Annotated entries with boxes
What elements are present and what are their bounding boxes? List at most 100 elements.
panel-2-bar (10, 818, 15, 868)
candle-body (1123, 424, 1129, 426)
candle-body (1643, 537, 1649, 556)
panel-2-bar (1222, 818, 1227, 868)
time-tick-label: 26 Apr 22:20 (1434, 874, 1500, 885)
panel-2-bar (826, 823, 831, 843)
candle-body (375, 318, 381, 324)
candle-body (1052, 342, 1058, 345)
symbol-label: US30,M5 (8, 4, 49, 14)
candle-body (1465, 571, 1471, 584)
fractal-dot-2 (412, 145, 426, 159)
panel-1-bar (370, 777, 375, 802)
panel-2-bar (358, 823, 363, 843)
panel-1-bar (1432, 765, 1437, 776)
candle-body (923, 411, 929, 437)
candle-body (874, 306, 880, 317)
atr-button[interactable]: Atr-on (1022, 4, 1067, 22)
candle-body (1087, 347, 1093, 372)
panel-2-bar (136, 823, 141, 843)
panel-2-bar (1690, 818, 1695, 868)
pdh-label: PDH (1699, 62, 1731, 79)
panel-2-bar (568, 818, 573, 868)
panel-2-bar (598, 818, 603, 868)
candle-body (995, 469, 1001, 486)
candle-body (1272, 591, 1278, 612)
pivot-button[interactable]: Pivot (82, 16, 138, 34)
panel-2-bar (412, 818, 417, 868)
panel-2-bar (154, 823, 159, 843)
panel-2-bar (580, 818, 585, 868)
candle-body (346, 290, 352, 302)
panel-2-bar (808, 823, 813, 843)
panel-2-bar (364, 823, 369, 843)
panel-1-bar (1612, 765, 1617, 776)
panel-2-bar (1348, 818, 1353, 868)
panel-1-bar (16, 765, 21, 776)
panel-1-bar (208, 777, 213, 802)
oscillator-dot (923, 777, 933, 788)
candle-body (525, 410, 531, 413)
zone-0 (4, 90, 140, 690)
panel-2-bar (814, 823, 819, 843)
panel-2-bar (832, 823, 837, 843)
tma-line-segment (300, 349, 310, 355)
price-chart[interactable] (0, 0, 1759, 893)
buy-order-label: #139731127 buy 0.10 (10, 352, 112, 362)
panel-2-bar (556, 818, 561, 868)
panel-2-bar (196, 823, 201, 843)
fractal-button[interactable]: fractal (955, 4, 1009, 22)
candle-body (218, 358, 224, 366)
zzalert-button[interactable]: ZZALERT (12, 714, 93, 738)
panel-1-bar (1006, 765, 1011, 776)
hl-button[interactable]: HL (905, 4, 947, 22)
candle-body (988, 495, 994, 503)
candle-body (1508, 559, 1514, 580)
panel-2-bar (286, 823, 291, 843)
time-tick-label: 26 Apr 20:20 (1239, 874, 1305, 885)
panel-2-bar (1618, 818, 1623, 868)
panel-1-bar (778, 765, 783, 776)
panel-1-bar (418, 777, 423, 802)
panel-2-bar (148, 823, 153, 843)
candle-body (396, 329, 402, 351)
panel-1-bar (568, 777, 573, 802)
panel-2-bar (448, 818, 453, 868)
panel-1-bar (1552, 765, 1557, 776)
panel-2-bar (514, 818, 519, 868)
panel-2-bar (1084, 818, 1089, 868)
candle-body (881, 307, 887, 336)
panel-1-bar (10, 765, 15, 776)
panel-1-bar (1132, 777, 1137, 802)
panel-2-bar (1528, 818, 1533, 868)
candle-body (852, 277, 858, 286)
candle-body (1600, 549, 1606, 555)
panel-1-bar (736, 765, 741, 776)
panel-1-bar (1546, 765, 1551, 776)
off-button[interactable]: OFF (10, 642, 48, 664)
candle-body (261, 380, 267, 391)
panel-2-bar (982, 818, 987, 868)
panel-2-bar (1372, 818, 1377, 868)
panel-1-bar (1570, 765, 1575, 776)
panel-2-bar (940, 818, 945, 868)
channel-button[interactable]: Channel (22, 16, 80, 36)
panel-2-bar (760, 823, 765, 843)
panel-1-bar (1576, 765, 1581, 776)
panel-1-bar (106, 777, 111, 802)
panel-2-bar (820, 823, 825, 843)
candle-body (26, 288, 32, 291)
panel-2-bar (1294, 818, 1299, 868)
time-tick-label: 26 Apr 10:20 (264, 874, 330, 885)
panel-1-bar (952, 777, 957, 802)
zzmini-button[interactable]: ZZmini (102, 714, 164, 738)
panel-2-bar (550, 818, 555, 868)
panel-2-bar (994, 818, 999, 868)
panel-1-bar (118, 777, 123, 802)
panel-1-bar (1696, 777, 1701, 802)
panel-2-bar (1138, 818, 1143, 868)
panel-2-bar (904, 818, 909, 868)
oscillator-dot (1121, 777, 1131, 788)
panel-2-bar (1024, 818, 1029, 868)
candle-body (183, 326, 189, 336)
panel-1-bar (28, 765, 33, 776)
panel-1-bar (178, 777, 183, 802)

### Exercise
Convert every line of the data above into a Markdown table with the columns Row and Line, numbering each row and skipping any blank lines.

### Solution below
| Row | Line |
|---|---|
| 1 | What elements are present and what are their bounding boxes? List at most 100 elements. |
| 2 | panel-2-bar (10, 818, 15, 868) |
| 3 | candle-body (1123, 424, 1129, 426) |
| 4 | candle-body (1643, 537, 1649, 556) |
| 5 | panel-2-bar (1222, 818, 1227, 868) |
| 6 | time-tick-label: 26 Apr 22:20 (1434, 874, 1500, 885) |
| 7 | panel-2-bar (826, 823, 831, 843) |
| 8 | candle-body (375, 318, 381, 324) |
| 9 | candle-body (1052, 342, 1058, 345) |
| 10 | symbol-label: US30,M5 (8, 4, 49, 14) |
| 11 | candle-body (1465, 571, 1471, 584) |
| 12 | fractal-dot-2 (412, 145, 426, 159) |
| 13 | panel-1-bar (370, 777, 375, 802) |
| 14 | panel-2-bar (358, 823, 363, 843) |
| 15 | panel-1-bar (1432, 765, 1437, 776) |
| 16 | candle-body (923, 411, 929, 437) |
| 17 | candle-body (874, 306, 880, 317) |
| 18 | atr-button[interactable]: Atr-on (1022, 4, 1067, 22) |
| 19 | candle-body (1087, 347, 1093, 372) |
| 20 | panel-2-bar (136, 823, 141, 843) |
| 21 | panel-2-bar (1690, 818, 1695, 868) |
| 22 | pdh-label: PDH (1699, 62, 1731, 79) |
| 23 | panel-2-bar (568, 818, 573, 868) |
| 24 | panel-2-bar (598, 818, 603, 868) |
| 25 | candle-body (995, 469, 1001, 486) |
| 26 | candle-body (1272, 591, 1278, 612) |
| 27 | pivot-button[interactable]: Pivot (82, 16, 138, 34) |
| 28 | panel-2-bar (412, 818, 417, 868) |
| 29 | panel-2-bar (154, 823, 159, 843) |
| 30 | panel-2-bar (580, 818, 585, 868) |
| 31 | candle-body (346, 290, 352, 302) |
| 32 | panel-2-bar (808, 823, 813, 843) |
| 33 | panel-2-bar (364, 823, 369, 843) |
| 34 | panel-1-bar (1612, 765, 1617, 776) |
| 35 | panel-2-bar (1348, 818, 1353, 868) |
| 36 | panel-1-bar (16, 765, 21, 776) |
| 37 | panel-1-bar (208, 777, 213, 802) |
| 38 | oscillator-dot (923, 777, 933, 788) |
| 39 | candle-body (525, 410, 531, 413) |
| 40 | zone-0 (4, 90, 140, 690) |
| 41 | panel-2-bar (814, 823, 819, 843) |
| 42 | panel-2-bar (832, 823, 837, 843) |
| 43 | tma-line-segment (300, 349, 310, 355) |
| 44 | price-chart[interactable] (0, 0, 1759, 893) |
| 45 | buy-order-label: #139731127 buy 0.10 (10, 352, 112, 362) |
| 46 | panel-2-bar (556, 818, 561, 868) |
| 47 | panel-2-bar (196, 823, 201, 843) |
| 48 | fractal-button[interactable]: fractal (955, 4, 1009, 22) |
| 49 | candle-body (218, 358, 224, 366) |
| 50 | zzalert-button[interactable]: ZZALERT (12, 714, 93, 738) |
| 51 | panel-1-bar (1006, 765, 1011, 776) |
| 52 | hl-button[interactable]: HL (905, 4, 947, 22) |
| 53 | candle-body (988, 495, 994, 503) |
| 54 | candle-body (1508, 559, 1514, 580) |
| 55 | panel-2-bar (286, 823, 291, 843) |
| 56 | time-tick-label: 26 Apr 20:20 (1239, 874, 1305, 885) |
| 57 | panel-2-bar (1618, 818, 1623, 868) |
| 58 | panel-1-bar (778, 765, 783, 776) |
| 59 | panel-1-bar (418, 777, 423, 802) |
| 60 | panel-2-bar (148, 823, 153, 843) |
| 61 | candle-body (396, 329, 402, 351) |
| 62 | panel-1-bar (568, 777, 573, 802) |
| 63 | panel-2-bar (448, 818, 453, 868) |
| 64 | panel-1-bar (1552, 765, 1557, 776) |
| 65 | panel-2-bar (514, 818, 519, 868) |
| 66 | panel-2-bar (1084, 818, 1089, 868) |
| 67 | candle-body (881, 307, 887, 336) |
| 68 | panel-1-bar (10, 765, 15, 776) |
| 69 | panel-1-bar (1132, 777, 1137, 802) |
| 70 | panel-2-bar (1528, 818, 1533, 868) |
| 71 | candle-body (852, 277, 858, 286) |
| 72 | candle-body (1600, 549, 1606, 555) |
| 73 | panel-1-bar (736, 765, 741, 776) |
| 74 | panel-1-bar (1546, 765, 1551, 776) |
| 75 | off-button[interactable]: OFF (10, 642, 48, 664) |
| 76 | candle-body (261, 380, 267, 391) |
| 77 | panel-2-bar (982, 818, 987, 868) |
| 78 | panel-2-bar (1372, 818, 1377, 868) |
| 79 | panel-1-bar (1570, 765, 1575, 776) |
| 80 | panel-2-bar (940, 818, 945, 868) |
| 81 | channel-button[interactable]: Channel (22, 16, 80, 36) |
| 82 | panel-2-bar (760, 823, 765, 843) |
| 83 | panel-1-bar (1576, 765, 1581, 776) |
| 84 | panel-1-bar (106, 777, 111, 802) |
| 85 | panel-2-bar (820, 823, 825, 843) |
| 86 | candle-body (26, 288, 32, 291) |
| 87 | panel-2-bar (1294, 818, 1299, 868) |
| 88 | time-tick-label: 26 Apr 10:20 (264, 874, 330, 885) |
| 89 | panel-1-bar (952, 777, 957, 802) |
| 90 | zzmini-button[interactable]: ZZmini (102, 714, 164, 738) |
| 91 | panel-2-bar (550, 818, 555, 868) |
| 92 | panel-2-bar (994, 818, 999, 868) |
| 93 | panel-1-bar (118, 777, 123, 802) |
| 94 | panel-1-bar (1696, 777, 1701, 802) |
| 95 | panel-2-bar (1138, 818, 1143, 868) |
| 96 | panel-2-bar (904, 818, 909, 868) |
| 97 | oscillator-dot (1121, 777, 1131, 788) |
| 98 | panel-2-bar (1024, 818, 1029, 868) |
| 99 | candle-body (183, 326, 189, 336) |
| 100 | panel-1-bar (28, 765, 33, 776) |
| 101 | panel-1-bar (178, 777, 183, 802) |